-- START EXERCISE INPUT --
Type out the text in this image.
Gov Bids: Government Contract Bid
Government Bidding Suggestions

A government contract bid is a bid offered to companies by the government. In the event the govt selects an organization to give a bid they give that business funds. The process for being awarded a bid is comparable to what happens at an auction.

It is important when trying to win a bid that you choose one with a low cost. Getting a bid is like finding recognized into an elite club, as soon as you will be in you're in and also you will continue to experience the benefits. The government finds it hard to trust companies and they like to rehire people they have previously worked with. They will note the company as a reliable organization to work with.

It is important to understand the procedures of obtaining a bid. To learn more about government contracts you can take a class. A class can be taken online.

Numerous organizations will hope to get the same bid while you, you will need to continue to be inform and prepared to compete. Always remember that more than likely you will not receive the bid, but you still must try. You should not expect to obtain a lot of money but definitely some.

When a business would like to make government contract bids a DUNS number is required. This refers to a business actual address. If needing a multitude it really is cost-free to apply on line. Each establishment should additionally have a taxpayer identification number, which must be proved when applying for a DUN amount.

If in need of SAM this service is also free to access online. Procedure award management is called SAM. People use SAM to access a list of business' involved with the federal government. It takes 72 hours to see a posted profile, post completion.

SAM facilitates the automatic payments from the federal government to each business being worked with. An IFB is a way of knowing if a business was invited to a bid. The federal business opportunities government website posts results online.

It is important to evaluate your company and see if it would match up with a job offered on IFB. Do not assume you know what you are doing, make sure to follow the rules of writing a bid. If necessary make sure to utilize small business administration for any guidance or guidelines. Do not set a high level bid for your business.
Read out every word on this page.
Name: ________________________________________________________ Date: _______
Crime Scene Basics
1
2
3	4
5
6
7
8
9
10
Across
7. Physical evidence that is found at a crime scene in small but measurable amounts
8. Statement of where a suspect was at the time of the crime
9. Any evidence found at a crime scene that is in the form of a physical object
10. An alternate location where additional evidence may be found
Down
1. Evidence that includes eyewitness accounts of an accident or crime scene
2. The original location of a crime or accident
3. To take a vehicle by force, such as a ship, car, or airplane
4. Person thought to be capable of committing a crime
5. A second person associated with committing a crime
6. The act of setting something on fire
-- END EXERCISE INPUT --
* **WRITTEN TASK**: Where a line in the entries holds the word "make", copy that line.

* **RESPONSE**:
When a business would like to make government contract bids a DUNS number is required. This refers to a business actual address. If needing a multitude it really is cost-free to apply on line. Each establishment should additionally have a taxpayer identification number, which must be proved when applying for a DUN amount.
It is important to evaluate your company and see if it would match up with a job offered on IFB. Do not assume you know what you are doing, make sure to follow the rules of writing a bid. If necessary make sure to utilize small business administration for any guidance or guidelines. Do not set a high level bid for your business.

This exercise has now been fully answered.